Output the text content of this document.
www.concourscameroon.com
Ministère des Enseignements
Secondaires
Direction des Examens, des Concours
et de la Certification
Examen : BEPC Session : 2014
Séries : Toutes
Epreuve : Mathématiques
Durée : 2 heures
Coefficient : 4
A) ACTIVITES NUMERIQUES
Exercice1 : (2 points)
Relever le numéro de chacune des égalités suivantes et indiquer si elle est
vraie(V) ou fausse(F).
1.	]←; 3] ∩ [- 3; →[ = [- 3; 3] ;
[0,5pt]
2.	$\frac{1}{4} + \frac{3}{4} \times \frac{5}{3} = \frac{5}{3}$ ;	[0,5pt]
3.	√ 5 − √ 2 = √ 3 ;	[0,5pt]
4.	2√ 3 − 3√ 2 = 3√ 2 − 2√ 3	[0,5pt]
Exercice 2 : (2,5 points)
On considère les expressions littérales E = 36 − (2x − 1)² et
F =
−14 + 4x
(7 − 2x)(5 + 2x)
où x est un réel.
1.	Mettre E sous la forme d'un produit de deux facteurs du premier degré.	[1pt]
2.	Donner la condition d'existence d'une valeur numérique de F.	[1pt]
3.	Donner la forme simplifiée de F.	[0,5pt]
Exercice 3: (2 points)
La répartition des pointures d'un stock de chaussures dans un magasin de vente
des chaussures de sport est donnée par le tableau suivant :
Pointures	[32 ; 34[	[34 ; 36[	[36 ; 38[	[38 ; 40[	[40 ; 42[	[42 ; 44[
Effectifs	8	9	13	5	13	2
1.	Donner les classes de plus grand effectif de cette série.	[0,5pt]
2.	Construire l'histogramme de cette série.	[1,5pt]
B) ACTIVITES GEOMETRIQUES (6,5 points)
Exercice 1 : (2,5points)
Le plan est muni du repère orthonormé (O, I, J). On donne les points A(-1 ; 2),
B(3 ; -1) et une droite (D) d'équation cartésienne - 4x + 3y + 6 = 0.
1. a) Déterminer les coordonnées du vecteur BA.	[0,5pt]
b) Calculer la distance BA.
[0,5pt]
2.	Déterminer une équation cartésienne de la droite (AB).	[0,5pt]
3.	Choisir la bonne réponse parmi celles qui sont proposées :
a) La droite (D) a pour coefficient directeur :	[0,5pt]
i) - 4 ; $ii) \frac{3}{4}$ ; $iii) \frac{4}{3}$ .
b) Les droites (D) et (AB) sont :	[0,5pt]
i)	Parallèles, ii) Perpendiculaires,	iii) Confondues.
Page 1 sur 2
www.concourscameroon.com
####################
All of the lines above need to be given again exactly.

- EXERCISE RESULT
Output the text content of this document.
www.concourscameroon.com
Ministère des Enseignements
Secondaires
Direction des Examens, des Concours
et de la Certification
Examen : BEPC Session : 2014
Séries : Toutes
Epreuve : Mathématiques
Durée : 2 heures
Coefficient : 4
A) ACTIVITES NUMERIQUES
Exercice1 : (2 points)
Relever le numéro de chacune des égalités suivantes et indiquer si elle est
vraie(V) ou fausse(F).
1.	]←; 3] ∩ [- 3; →[ = [- 3; 3] ;
[0,5pt]
2.	$\frac{1}{4} + \frac{3}{4} \times \frac{5}{3} = \frac{5}{3}$ ;	[0,5pt]
3.	√ 5 − √ 2 = √ 3 ;	[0,5pt]
4.	2√ 3 − 3√ 2 = 3√ 2 − 2√ 3	[0,5pt]
Exercice 2 : (2,5 points)
On considère les expressions littérales E = 36 − (2x − 1)² et
F =
−14 + 4x
(7 − 2x)(5 + 2x)
où x est un réel.
1.	Mettre E sous la forme d'un produit de deux facteurs du premier degré.	[1pt]
2.	Donner la condition d'existence d'une valeur numérique de F.	[1pt]
3.	Donner la forme simplifiée de F.	[0,5pt]
Exercice 3: (2 points)
La répartition des pointures d'un stock de chaussures dans un magasin de vente
des chaussures de sport est donnée par le tableau suivant :
Pointures	[32 ; 34[	[34 ; 36[	[36 ; 38[	[38 ; 40[	[40 ; 42[	[42 ; 44[
Effectifs	8	9	13	5	13	2
1.	Donner les classes de plus grand effectif de cette série.	[0,5pt]
2.	Construire l'histogramme de cette série.	[1,5pt]
B) ACTIVITES GEOMETRIQUES (6,5 points)
Exercice 1 : (2,5points)
Le plan est muni du repère orthonormé (O, I, J). On donne les points A(-1 ; 2),
B(3 ; -1) et une droite (D) d'équation cartésienne - 4x + 3y + 6 = 0.
1. a) Déterminer les coordonnées du vecteur BA.	[0,5pt]
b) Calculer la distance BA.
[0,5pt]
2.	Déterminer une équation cartésienne de la droite (AB).	[0,5pt]
3.	Choisir la bonne réponse parmi celles qui sont proposées :
a) La droite (D) a pour coefficient directeur :	[0,5pt]
i) - 4 ; $ii) \frac{3}{4}$ ; $iii) \frac{4}{3}$ .
b) Les droites (D) et (AB) sont :	[0,5pt]
i)	Parallèles, ii) Perpendiculaires,	iii) Confondues.
Page 1 sur 2
www.concourscameroon.com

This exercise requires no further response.